Information shown:
- - - - -

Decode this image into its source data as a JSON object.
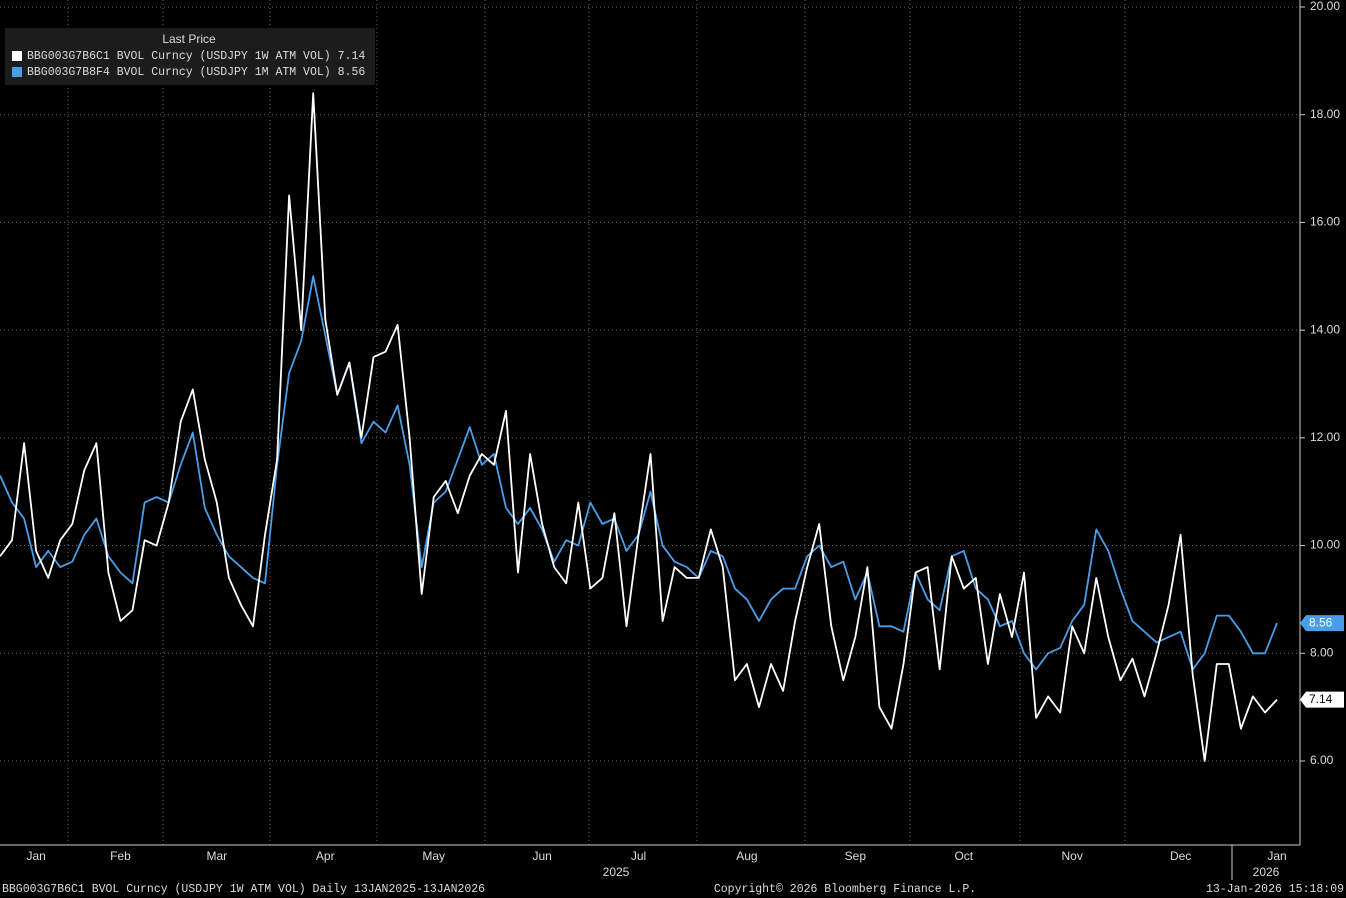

- - - - -

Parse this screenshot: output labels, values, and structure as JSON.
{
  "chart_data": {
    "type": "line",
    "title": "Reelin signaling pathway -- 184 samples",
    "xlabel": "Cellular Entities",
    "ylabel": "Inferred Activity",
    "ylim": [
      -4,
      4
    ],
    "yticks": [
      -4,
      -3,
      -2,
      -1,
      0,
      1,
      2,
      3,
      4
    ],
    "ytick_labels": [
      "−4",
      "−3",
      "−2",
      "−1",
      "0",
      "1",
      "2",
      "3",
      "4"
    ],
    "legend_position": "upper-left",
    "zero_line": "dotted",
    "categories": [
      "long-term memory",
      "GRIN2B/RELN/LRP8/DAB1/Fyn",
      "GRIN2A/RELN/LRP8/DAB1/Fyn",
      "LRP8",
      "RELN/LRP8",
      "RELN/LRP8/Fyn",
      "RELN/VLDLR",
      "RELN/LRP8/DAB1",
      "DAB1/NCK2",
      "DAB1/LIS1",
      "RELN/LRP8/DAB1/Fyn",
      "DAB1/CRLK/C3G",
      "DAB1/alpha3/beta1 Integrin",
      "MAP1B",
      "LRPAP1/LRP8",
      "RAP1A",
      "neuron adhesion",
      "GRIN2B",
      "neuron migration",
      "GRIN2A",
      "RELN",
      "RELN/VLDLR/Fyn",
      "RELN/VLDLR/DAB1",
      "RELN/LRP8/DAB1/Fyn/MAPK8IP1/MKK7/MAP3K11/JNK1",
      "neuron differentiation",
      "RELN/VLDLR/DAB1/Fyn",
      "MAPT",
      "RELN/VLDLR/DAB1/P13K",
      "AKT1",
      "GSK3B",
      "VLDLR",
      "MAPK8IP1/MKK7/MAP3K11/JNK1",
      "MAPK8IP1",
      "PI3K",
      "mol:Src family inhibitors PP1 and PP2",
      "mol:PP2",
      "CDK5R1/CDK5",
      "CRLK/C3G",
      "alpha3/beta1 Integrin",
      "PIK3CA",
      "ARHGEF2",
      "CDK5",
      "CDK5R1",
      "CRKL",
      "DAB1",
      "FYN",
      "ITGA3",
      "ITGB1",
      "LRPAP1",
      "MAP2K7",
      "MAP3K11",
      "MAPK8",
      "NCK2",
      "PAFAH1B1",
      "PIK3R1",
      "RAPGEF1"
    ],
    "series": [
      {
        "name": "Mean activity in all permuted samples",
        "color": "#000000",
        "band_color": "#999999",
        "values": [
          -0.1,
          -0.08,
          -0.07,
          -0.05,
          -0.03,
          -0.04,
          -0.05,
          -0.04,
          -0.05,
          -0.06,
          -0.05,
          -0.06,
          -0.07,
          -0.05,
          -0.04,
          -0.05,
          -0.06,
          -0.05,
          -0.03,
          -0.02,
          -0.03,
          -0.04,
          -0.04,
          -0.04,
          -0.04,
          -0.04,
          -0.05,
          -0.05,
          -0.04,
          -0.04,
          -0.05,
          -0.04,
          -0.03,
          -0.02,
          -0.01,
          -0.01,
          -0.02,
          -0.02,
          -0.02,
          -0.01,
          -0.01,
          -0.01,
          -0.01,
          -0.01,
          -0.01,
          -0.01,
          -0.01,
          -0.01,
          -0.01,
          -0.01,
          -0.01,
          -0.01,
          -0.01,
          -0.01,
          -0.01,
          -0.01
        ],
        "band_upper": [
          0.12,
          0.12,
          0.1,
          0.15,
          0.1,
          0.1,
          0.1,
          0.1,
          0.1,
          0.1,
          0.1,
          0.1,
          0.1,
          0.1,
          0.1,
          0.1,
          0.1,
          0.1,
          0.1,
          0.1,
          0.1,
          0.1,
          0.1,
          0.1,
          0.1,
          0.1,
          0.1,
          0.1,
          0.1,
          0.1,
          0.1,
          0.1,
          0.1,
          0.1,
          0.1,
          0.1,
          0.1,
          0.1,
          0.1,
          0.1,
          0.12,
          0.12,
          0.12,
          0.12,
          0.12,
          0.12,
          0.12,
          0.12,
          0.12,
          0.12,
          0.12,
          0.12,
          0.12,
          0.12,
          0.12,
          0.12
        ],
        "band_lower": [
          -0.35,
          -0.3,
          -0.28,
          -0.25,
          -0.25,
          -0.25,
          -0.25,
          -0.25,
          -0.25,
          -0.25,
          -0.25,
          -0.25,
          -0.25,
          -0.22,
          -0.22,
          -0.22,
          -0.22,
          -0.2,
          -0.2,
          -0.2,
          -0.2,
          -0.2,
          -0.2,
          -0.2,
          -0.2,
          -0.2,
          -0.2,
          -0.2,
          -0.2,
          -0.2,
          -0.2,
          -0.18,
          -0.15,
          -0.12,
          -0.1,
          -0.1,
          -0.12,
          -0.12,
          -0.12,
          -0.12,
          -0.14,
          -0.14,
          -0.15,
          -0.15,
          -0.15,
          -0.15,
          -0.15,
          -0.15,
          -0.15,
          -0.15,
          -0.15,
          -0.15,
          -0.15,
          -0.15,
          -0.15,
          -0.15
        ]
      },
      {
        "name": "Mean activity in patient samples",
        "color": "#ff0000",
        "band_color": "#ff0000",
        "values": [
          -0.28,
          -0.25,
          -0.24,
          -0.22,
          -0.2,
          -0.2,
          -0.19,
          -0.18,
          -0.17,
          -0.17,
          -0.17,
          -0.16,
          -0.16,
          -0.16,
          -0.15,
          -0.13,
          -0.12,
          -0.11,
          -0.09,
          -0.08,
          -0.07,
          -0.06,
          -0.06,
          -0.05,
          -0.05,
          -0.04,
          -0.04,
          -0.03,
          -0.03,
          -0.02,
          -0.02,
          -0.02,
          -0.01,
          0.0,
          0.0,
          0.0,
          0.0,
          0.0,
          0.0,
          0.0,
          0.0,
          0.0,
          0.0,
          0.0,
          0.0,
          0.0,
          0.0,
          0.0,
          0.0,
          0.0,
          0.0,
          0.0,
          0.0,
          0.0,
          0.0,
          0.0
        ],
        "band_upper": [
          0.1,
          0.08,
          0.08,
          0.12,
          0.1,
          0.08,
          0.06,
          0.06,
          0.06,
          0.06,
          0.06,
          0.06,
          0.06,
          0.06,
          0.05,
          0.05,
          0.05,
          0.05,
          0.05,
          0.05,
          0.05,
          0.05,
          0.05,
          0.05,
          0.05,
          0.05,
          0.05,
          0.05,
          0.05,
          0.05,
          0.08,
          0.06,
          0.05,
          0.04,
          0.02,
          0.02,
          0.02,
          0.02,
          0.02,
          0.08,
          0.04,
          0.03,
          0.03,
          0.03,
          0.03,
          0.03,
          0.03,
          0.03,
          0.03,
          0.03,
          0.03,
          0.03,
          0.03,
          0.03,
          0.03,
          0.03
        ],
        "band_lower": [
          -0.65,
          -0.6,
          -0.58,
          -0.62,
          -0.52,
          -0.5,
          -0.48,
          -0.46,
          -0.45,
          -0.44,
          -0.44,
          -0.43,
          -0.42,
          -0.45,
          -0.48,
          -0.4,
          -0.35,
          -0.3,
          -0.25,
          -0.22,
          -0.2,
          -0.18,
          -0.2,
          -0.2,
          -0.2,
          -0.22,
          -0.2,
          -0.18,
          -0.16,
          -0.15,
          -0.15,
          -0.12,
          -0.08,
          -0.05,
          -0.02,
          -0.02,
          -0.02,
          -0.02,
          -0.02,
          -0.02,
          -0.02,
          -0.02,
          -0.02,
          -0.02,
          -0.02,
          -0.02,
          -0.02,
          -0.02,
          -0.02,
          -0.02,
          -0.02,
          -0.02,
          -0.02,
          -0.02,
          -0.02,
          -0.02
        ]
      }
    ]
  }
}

- - - - -

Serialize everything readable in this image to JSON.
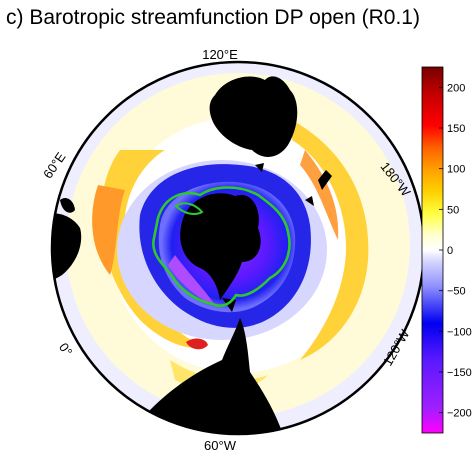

- - - - -

Task objective: Select every line of the records holding the string "image".

Expected answer:
Decode this image into its source data as a JSON object.
Serialize everything readable in this image to JSON.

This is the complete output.